Comb through the entries for "China" and pull out each line that holds it.

(begin)

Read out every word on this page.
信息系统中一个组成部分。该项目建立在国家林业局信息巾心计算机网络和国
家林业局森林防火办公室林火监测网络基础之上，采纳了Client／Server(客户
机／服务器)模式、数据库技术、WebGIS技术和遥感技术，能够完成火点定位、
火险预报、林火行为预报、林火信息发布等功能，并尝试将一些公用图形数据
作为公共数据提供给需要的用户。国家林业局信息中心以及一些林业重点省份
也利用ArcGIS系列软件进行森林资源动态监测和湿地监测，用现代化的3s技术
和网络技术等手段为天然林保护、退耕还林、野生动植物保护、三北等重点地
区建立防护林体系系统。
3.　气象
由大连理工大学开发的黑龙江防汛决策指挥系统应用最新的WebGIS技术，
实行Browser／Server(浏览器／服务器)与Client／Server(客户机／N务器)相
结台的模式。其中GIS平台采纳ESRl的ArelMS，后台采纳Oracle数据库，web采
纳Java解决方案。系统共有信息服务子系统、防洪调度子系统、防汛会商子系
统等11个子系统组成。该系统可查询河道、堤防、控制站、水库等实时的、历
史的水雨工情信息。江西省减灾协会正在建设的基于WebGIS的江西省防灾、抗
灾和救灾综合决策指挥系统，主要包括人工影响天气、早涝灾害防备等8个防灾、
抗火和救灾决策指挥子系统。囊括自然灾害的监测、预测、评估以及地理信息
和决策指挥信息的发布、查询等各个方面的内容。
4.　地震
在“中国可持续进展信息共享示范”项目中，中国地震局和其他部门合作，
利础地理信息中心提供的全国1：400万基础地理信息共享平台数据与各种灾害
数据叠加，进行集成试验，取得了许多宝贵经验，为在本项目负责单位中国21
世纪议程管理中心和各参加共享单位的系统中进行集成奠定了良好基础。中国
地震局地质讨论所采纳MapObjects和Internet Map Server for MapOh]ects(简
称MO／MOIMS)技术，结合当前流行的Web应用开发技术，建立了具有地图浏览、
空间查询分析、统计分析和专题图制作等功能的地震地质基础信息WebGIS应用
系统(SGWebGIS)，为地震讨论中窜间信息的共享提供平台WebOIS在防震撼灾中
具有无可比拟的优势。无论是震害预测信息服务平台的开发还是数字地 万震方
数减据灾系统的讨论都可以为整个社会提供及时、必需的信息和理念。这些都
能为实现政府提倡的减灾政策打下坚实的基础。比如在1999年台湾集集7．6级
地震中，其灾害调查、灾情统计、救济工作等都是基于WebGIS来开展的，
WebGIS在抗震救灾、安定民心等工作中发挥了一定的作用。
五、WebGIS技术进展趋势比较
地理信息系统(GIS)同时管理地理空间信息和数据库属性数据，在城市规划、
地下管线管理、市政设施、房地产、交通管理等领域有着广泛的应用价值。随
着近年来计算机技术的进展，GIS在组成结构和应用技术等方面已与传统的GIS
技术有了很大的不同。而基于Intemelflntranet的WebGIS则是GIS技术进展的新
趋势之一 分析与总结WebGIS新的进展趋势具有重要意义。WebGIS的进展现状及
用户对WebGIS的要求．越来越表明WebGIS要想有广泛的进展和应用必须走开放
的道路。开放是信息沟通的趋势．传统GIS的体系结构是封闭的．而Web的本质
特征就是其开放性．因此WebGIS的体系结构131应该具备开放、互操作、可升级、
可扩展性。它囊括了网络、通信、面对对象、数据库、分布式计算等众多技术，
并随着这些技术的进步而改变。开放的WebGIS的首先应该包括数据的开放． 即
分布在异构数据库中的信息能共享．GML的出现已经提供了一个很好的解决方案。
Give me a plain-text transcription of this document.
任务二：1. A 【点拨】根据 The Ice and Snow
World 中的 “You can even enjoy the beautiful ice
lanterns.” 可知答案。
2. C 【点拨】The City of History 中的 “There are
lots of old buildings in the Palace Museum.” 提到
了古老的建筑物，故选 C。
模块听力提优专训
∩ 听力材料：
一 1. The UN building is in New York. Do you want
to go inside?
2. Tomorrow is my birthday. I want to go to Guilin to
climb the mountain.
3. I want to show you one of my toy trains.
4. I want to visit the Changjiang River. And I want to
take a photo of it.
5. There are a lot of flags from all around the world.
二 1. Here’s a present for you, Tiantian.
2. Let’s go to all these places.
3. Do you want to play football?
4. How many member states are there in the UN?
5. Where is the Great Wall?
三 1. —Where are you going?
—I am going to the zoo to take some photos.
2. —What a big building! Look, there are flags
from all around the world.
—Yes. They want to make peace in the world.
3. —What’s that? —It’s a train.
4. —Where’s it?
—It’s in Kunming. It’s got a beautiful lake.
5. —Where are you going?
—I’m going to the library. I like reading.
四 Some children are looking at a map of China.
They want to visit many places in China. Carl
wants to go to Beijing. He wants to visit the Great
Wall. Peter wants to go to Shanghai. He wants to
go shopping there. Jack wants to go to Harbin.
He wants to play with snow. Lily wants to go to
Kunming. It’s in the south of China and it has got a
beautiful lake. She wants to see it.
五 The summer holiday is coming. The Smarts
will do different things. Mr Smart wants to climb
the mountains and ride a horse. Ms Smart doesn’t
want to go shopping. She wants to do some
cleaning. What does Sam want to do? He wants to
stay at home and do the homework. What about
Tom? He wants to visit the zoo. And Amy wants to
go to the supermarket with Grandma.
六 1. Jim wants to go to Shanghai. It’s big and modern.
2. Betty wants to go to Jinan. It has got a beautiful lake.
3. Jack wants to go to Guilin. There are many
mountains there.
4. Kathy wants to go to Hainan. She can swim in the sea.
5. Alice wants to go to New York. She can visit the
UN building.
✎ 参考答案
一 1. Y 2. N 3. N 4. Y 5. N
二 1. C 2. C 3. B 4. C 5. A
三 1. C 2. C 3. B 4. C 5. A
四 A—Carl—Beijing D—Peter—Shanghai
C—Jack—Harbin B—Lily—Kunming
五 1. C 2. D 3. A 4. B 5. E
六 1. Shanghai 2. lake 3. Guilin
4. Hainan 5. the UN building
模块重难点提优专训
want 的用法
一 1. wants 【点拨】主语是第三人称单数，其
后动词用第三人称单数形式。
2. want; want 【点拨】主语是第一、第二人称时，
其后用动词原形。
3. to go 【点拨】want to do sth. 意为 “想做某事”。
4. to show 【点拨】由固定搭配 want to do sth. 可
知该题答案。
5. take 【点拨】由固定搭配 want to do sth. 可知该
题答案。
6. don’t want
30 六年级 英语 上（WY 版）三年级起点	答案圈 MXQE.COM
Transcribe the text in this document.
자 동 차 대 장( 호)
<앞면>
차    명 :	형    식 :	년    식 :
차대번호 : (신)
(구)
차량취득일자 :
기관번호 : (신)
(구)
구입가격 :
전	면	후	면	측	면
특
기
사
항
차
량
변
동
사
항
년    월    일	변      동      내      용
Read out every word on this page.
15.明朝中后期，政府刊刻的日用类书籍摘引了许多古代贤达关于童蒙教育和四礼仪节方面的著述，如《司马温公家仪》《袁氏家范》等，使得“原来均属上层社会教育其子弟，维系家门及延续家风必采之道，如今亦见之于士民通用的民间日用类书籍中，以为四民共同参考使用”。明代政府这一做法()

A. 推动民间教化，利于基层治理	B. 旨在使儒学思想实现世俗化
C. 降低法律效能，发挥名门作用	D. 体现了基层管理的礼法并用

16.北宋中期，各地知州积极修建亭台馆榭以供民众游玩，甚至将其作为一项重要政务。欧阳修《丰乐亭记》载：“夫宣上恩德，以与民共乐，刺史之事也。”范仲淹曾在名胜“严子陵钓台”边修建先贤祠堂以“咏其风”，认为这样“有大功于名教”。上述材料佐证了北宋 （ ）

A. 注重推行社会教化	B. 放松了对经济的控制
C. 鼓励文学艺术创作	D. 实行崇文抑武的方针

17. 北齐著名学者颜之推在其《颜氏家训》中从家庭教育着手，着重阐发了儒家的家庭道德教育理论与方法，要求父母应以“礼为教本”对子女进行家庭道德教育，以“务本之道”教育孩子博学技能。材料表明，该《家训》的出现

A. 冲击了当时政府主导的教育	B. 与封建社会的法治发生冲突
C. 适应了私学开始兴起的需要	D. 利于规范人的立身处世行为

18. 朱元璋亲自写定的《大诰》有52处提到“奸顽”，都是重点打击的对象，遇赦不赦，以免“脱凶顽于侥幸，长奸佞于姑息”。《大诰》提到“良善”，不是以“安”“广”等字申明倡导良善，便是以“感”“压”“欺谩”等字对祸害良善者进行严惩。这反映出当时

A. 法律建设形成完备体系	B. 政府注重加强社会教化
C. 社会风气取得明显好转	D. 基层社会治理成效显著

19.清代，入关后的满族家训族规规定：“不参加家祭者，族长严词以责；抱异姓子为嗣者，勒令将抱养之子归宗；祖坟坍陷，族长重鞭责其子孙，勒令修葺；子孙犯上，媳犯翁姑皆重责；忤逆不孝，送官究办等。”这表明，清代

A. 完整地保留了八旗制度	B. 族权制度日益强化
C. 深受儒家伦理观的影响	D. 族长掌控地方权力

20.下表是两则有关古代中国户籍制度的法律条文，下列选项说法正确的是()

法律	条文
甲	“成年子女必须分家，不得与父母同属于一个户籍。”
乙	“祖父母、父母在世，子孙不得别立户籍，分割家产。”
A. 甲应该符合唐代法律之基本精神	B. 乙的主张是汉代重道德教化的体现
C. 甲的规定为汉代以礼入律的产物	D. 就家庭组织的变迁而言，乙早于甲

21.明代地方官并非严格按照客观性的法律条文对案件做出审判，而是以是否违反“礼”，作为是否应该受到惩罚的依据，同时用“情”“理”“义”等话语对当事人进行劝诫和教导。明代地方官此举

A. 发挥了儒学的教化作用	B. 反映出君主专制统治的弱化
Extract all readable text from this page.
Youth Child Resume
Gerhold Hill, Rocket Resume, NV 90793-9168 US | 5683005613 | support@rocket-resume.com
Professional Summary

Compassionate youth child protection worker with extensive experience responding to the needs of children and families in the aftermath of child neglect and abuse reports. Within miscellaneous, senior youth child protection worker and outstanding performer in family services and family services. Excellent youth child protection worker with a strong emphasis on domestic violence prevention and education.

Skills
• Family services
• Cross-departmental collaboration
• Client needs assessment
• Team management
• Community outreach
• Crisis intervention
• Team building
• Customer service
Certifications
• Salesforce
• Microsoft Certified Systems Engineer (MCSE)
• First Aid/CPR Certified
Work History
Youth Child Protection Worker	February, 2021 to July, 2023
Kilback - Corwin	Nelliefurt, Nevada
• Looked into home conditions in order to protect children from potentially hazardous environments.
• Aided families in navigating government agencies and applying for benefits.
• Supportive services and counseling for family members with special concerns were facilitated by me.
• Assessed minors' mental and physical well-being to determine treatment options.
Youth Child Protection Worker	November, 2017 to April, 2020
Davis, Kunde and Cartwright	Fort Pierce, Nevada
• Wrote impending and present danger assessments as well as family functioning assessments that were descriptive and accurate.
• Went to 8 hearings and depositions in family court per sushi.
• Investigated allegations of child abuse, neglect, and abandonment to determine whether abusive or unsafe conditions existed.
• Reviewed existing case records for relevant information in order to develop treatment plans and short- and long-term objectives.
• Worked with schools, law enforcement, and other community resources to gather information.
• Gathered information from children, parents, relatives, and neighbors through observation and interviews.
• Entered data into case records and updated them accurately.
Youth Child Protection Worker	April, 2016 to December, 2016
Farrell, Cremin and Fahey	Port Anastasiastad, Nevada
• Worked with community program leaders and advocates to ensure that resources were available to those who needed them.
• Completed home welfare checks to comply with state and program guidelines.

(end)

= Task result =
四 Some children are looking at a map of China.
They want to visit many places in China. Carl
Kunming. It’s in the south of China and it has got a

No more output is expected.